(Stored items from a collection)
· · · ·
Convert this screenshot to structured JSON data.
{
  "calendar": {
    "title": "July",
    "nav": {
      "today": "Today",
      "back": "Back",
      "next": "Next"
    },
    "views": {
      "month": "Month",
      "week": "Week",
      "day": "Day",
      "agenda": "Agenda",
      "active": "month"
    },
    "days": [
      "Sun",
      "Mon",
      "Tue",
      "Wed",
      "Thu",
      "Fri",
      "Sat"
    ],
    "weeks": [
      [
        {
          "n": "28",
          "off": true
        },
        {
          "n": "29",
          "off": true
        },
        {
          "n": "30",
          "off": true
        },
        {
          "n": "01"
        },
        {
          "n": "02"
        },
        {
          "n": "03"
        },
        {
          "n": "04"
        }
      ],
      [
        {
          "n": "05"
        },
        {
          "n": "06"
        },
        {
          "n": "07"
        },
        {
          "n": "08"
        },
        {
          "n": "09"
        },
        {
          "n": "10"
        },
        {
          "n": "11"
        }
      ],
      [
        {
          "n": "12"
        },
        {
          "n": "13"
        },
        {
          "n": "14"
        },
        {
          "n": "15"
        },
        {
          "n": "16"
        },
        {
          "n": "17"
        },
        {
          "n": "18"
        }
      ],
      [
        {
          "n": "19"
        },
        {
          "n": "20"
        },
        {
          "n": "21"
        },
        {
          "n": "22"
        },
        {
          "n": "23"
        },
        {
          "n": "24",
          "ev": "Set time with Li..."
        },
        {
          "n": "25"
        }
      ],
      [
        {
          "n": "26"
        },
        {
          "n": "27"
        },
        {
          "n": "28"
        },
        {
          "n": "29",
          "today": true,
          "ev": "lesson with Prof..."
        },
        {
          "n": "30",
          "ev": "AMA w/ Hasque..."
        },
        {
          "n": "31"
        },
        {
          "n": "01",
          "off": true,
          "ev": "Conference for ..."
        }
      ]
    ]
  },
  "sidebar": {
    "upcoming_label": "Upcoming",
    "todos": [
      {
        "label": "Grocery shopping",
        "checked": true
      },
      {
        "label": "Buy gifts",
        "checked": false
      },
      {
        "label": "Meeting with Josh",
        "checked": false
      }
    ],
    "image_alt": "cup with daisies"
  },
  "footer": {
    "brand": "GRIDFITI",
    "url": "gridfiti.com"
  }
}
· · · ·
What is asked:
Reproduce the material above, every line of it, exactly.

Finished exercise:
Convert this screenshot to structured JSON data.
{
  "calendar": {
    "title": "July",
    "nav": {
      "today": "Today",
      "back": "Back",
      "next": "Next"
    },
    "views": {
      "month": "Month",
      "week": "Week",
      "day": "Day",
      "agenda": "Agenda",
      "active": "month"
    },
    "days": [
      "Sun",
      "Mon",
      "Tue",
      "Wed",
      "Thu",
      "Fri",
      "Sat"
    ],
    "weeks": [
      [
        {
          "n": "28",
          "off": true
        },
        {
          "n": "29",
          "off": true
        },
        {
          "n": "30",
          "off": true
        },
        {
          "n": "01"
        },
        {
          "n": "02"
        },
        {
          "n": "03"
        },
        {
          "n": "04"
        }
      ],
      [
        {
          "n": "05"
        },
        {
          "n": "06"
        },
        {
          "n": "07"
        },
        {
          "n": "08"
        },
        {
          "n": "09"
        },
        {
          "n": "10"
        },
        {
          "n": "11"
        }
      ],
      [
        {
          "n": "12"
        },
        {
          "n": "13"
        },
        {
          "n": "14"
        },
        {
          "n": "15"
        },
        {
          "n": "16"
        },
        {
          "n": "17"
        },
        {
          "n": "18"
        }
      ],
      [
        {
          "n": "19"
        },
        {
          "n": "20"
        },
        {
          "n": "21"
        },
        {
          "n": "22"
        },
        {
          "n": "23"
        },
        {
          "n": "24",
          "ev": "Set time with Li..."
        },
        {
          "n": "25"
        }
      ],
      [
        {
          "n": "26"
        },
        {
          "n": "27"
        },
        {
          "n": "28"
        },
        {
          "n": "29",
          "today": true,
          "ev": "lesson with Prof..."
        },
        {
          "n": "30",
          "ev": "AMA w/ Hasque..."
        },
        {
          "n": "31"
        },
        {
          "n": "01",
          "off": true,
          "ev": "Conference for ..."
        }
      ]
    ]
  },
  "sidebar": {
    "upcoming_label": "Upcoming",
    "todos": [
      {
        "label": "Grocery shopping",
        "checked": true
      },
      {
        "label": "Buy gifts",
        "checked": false
      },
      {
        "label": "Meeting with Josh",
        "checked": false
      }
    ],
    "image_alt": "cup with daisies"
  },
  "footer": {
    "brand": "GRIDFITI",
    "url": "gridfiti.com"
  }
}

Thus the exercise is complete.